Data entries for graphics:
-- begin --

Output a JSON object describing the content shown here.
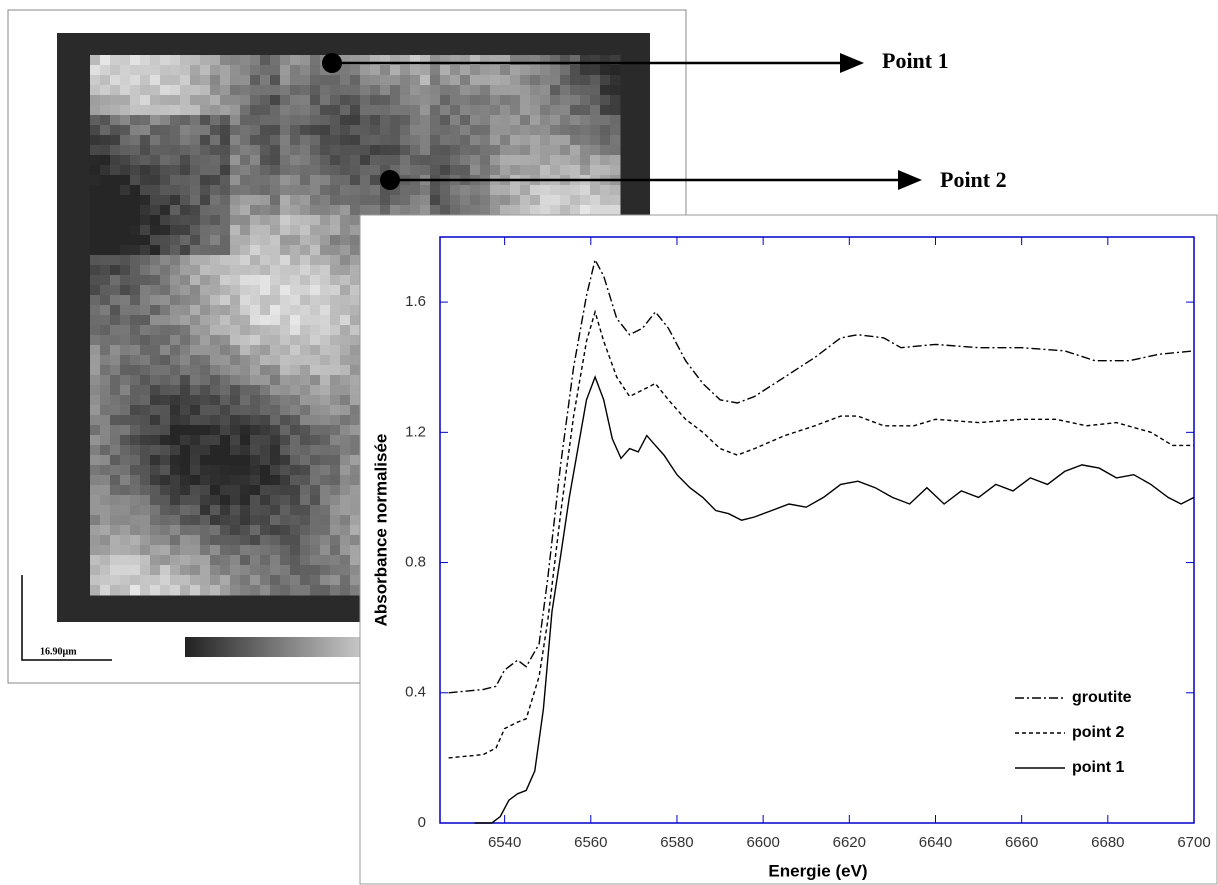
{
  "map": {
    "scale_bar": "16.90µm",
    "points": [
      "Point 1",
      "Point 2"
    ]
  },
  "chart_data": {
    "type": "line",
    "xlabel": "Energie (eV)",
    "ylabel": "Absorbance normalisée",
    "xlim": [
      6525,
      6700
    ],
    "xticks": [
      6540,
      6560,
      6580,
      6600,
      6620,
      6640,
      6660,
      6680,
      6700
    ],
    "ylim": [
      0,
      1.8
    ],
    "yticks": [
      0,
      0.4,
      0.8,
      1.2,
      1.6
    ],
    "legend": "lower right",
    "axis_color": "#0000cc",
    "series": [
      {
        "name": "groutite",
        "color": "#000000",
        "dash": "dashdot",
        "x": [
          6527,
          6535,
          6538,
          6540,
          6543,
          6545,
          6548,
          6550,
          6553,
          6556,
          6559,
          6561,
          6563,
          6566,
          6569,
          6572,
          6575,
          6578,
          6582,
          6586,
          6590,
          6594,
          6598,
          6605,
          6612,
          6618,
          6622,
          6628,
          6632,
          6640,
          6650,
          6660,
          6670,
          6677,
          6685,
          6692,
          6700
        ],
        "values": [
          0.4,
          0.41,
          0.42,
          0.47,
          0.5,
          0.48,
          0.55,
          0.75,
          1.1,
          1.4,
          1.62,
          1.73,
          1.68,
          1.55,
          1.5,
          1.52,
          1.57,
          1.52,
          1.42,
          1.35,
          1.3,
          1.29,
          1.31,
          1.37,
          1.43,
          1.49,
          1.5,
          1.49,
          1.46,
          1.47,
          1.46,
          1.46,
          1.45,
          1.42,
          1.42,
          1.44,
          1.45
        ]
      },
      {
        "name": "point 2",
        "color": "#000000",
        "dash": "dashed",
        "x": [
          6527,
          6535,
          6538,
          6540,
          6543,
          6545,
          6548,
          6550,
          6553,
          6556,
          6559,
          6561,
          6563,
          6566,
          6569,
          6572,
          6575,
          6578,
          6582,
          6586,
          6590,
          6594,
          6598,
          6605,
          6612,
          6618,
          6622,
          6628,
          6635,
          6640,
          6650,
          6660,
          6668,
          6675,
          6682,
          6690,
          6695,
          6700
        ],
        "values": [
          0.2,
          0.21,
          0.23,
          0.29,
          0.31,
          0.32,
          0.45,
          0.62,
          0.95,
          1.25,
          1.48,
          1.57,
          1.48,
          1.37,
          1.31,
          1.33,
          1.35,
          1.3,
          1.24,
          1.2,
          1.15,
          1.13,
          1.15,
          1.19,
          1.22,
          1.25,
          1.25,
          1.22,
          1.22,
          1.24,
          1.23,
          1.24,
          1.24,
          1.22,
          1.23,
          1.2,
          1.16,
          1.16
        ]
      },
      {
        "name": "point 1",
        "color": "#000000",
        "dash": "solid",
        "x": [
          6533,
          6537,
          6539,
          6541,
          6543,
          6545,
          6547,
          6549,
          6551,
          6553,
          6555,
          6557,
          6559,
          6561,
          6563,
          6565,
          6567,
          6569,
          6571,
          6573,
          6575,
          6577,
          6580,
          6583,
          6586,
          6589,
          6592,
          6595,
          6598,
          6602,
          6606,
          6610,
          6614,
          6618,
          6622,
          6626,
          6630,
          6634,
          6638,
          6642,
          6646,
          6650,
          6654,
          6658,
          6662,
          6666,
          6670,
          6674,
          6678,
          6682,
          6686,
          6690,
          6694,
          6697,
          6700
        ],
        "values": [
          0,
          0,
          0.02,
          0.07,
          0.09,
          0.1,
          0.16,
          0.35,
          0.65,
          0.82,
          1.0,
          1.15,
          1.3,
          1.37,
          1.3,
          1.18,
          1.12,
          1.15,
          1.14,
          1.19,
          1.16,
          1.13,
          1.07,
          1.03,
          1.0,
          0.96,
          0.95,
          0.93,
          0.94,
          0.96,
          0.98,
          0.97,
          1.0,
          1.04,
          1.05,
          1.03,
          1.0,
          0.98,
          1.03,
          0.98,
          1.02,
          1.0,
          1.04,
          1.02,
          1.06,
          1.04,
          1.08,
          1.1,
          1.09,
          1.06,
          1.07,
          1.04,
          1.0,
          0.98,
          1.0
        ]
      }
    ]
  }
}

-- end --
-- begin --

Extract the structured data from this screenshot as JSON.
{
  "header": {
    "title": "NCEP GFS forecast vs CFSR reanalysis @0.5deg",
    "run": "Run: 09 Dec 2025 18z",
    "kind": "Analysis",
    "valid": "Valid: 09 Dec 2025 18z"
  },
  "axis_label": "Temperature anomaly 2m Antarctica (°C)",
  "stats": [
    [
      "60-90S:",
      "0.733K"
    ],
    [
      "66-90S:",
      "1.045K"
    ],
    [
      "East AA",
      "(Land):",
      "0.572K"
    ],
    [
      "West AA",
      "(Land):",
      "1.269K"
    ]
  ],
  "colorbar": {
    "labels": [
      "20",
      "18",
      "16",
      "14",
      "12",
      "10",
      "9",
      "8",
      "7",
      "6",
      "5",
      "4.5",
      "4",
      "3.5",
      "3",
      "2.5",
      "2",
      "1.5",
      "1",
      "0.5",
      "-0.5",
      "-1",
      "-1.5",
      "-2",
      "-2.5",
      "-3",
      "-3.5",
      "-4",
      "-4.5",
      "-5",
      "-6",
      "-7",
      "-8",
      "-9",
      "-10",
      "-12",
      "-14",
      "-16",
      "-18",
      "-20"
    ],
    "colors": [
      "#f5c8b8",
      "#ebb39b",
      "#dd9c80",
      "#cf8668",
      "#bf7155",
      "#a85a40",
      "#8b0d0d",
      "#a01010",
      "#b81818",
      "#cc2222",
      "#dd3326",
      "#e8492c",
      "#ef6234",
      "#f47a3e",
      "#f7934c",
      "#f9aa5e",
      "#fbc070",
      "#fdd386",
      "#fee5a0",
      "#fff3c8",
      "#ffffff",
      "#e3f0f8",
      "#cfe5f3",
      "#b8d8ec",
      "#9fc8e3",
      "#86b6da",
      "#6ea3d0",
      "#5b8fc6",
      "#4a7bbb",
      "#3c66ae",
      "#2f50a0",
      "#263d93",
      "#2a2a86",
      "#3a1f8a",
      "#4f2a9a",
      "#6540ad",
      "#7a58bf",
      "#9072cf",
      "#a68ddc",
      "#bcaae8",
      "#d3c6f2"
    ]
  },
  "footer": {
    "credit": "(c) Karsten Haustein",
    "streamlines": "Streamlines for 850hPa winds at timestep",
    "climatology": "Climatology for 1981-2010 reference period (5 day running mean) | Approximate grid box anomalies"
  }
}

-- end --

## DIRECTIVE
Find the lines above that include the string "name" and copy them.

## SOLUTION FOR THIS PROBLEM
        "name": "groutite",
        "name": "point 2",
        "name": "point 1",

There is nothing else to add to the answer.